Collected data
============
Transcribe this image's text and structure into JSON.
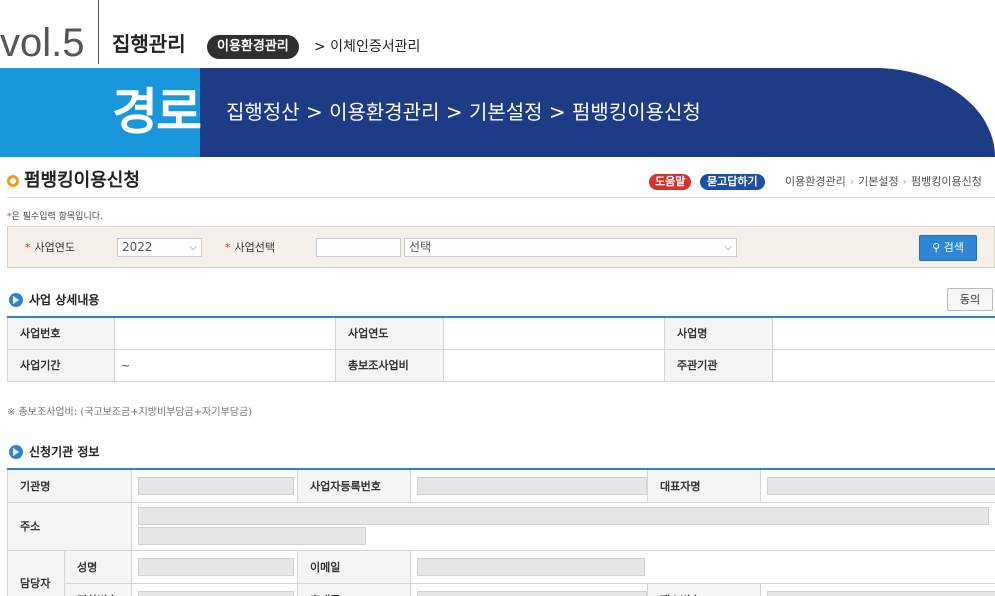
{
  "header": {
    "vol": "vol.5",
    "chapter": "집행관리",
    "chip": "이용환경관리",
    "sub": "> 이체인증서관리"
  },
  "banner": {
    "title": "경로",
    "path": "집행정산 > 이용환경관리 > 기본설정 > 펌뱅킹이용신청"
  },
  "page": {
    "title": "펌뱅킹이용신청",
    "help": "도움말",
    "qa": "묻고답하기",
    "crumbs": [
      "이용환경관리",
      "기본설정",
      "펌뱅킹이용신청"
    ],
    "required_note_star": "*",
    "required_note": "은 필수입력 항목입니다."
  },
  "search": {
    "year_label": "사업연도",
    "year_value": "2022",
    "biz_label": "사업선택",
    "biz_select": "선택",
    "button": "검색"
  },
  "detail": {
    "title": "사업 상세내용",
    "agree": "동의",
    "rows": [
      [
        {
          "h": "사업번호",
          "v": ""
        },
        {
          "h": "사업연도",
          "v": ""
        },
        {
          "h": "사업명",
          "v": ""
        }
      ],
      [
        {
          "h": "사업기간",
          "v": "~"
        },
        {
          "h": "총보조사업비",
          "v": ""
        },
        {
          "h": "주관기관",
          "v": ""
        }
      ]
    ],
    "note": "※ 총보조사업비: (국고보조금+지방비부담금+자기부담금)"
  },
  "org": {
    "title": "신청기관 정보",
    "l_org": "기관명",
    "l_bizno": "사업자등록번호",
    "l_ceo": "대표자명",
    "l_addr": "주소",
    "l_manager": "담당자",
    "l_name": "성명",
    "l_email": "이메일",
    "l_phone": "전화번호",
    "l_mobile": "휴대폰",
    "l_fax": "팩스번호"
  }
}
============
**Exercise prompt**
Tally the lines of the listing that include "title". Reply with nothing but the count.

**Complete response**
4